■ WORK TO DO: Leave out the pictures and restate the rest of the data exactly.

■ MATERIAL:
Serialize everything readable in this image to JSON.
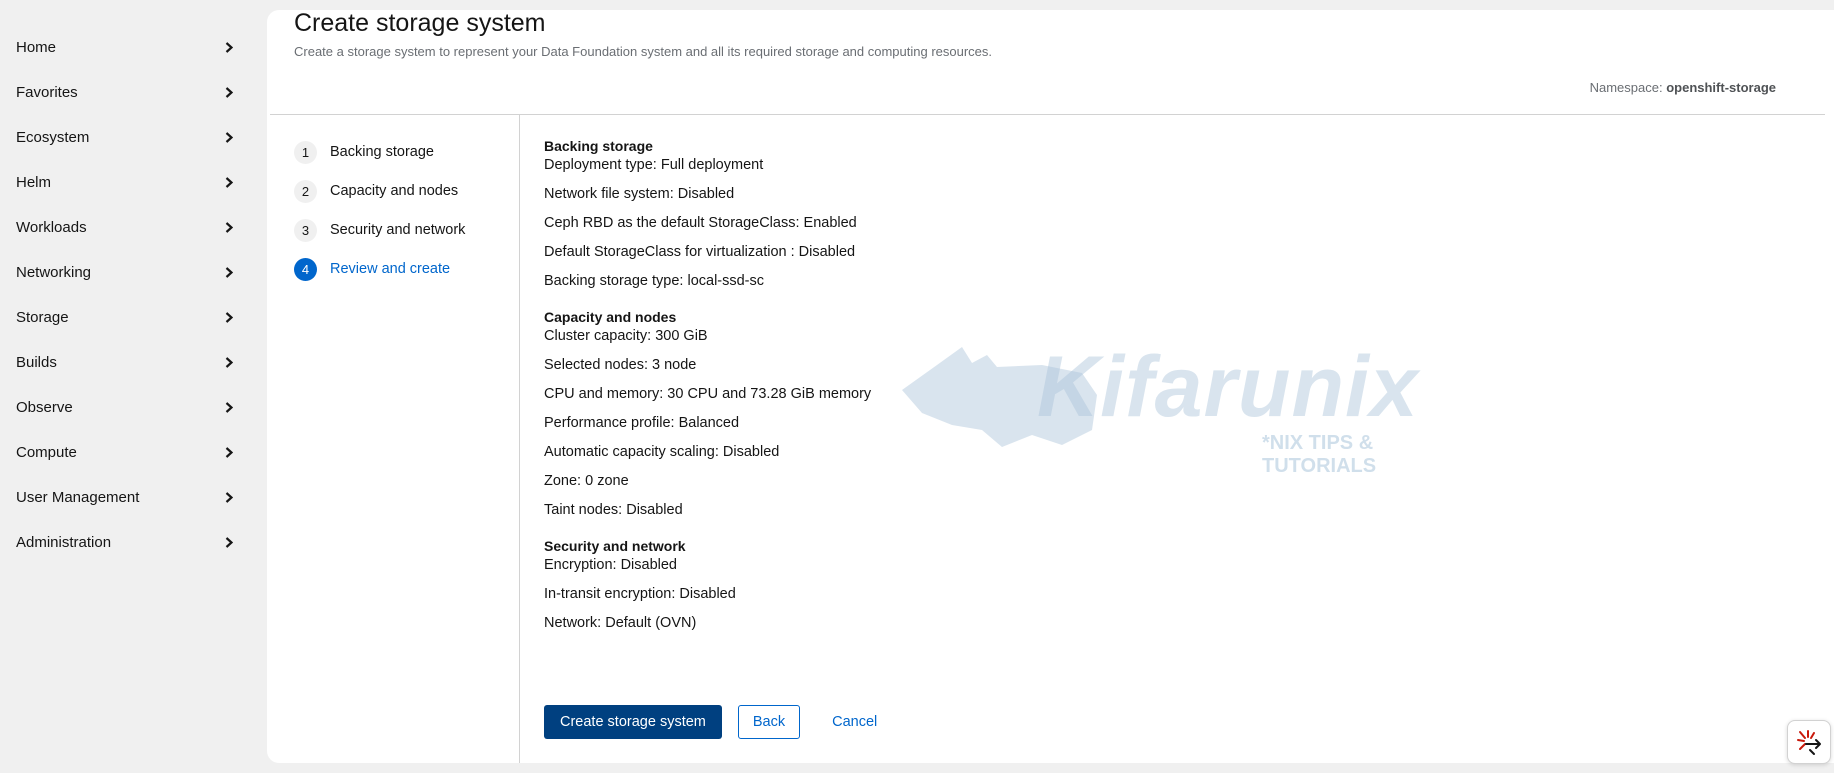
{
  "sidebar": {
    "items": [
      {
        "label": "Home"
      },
      {
        "label": "Favorites"
      },
      {
        "label": "Ecosystem"
      },
      {
        "label": "Helm"
      },
      {
        "label": "Workloads"
      },
      {
        "label": "Networking"
      },
      {
        "label": "Storage"
      },
      {
        "label": "Builds"
      },
      {
        "label": "Observe"
      },
      {
        "label": "Compute"
      },
      {
        "label": "User Management"
      },
      {
        "label": "Administration"
      }
    ]
  },
  "page": {
    "title": "Create storage system",
    "description": "Create a storage system to represent your Data Foundation system and all its required storage and computing resources.",
    "namespace_label": "Namespace:",
    "namespace_value": "openshift-storage"
  },
  "wizard": {
    "steps": [
      {
        "number": "1",
        "label": "Backing storage"
      },
      {
        "number": "2",
        "label": "Capacity and nodes"
      },
      {
        "number": "3",
        "label": "Security and network"
      },
      {
        "number": "4",
        "label": "Review and create"
      }
    ],
    "active_step": "4"
  },
  "review": {
    "backing_storage": {
      "title": "Backing storage",
      "lines": [
        "Deployment type: Full deployment",
        "Network file system: Disabled",
        "Ceph RBD as the default StorageClass: Enabled",
        "Default StorageClass for virtualization : Disabled",
        "Backing storage type: local-ssd-sc"
      ]
    },
    "capacity_nodes": {
      "title": "Capacity and nodes",
      "lines": [
        "Cluster capacity: 300 GiB",
        "Selected nodes: 3 node",
        "CPU and memory: 30 CPU and 73.28 GiB memory",
        "Performance profile: Balanced",
        "Automatic capacity scaling: Disabled",
        "Zone: 0 zone",
        "Taint nodes: Disabled"
      ]
    },
    "security_network": {
      "title": "Security and network",
      "lines": [
        "Encryption: Disabled",
        "In-transit encryption: Disabled",
        "Network: Default (OVN)"
      ]
    }
  },
  "actions": {
    "create_label": "Create storage system",
    "back_label": "Back",
    "cancel_label": "Cancel"
  },
  "watermark": {
    "brand": "Kifarunix",
    "tagline": "*NIX TIPS & TUTORIALS"
  },
  "colors": {
    "accent": "#0066cc",
    "primary_button": "#004080",
    "sidebar_bg": "#f0f0f0"
  },
  "icons": {
    "nav_chevron": "chevron-right-icon",
    "fab": "quick-starts-icon"
  }
}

■ TASK ANSWER:
Serialize everything readable in this image to JSON.
{
  "sidebar": {
    "items": [
      {
        "label": "Home"
      },
      {
        "label": "Favorites"
      },
      {
        "label": "Ecosystem"
      },
      {
        "label": "Helm"
      },
      {
        "label": "Workloads"
      },
      {
        "label": "Networking"
      },
      {
        "label": "Storage"
      },
      {
        "label": "Builds"
      },
      {
        "label": "Observe"
      },
      {
        "label": "Compute"
      },
      {
        "label": "User Management"
      },
      {
        "label": "Administration"
      }
    ]
  },
  "page": {
    "title": "Create storage system",
    "description": "Create a storage system to represent your Data Foundation system and all its required storage and computing resources.",
    "namespace_label": "Namespace:",
    "namespace_value": "openshift-storage"
  },
  "wizard": {
    "steps": [
      {
        "number": "1",
        "label": "Backing storage"
      },
      {
        "number": "2",
        "label": "Capacity and nodes"
      },
      {
        "number": "3",
        "label": "Security and network"
      },
      {
        "number": "4",
        "label": "Review and create"
      }
    ],
    "active_step": "4"
  },
  "review": {
    "backing_storage": {
      "title": "Backing storage",
      "lines": [
        "Deployment type: Full deployment",
        "Network file system: Disabled",
        "Ceph RBD as the default StorageClass: Enabled",
        "Default StorageClass for virtualization : Disabled",
        "Backing storage type: local-ssd-sc"
      ]
    },
    "capacity_nodes": {
      "title": "Capacity and nodes",
      "lines": [
        "Cluster capacity: 300 GiB",
        "Selected nodes: 3 node",
        "CPU and memory: 30 CPU and 73.28 GiB memory",
        "Performance profile: Balanced",
        "Automatic capacity scaling: Disabled",
        "Zone: 0 zone",
        "Taint nodes: Disabled"
      ]
    },
    "security_network": {
      "title": "Security and network",
      "lines": [
        "Encryption: Disabled",
        "In-transit encryption: Disabled",
        "Network: Default (OVN)"
      ]
    }
  },
  "actions": {
    "create_label": "Create storage system",
    "back_label": "Back",
    "cancel_label": "Cancel"
  },
  "watermark": {
    "brand": "Kifarunix",
    "tagline": "*NIX TIPS & TUTORIALS"
  },
  "colors": {
    "accent": "#0066cc",
    "primary_button": "#004080",
    "sidebar_bg": "#f0f0f0"
  },
  "icons": {
    "nav_chevron": "chevron-right-icon",
    "fab": "quick-starts-icon"
  }
}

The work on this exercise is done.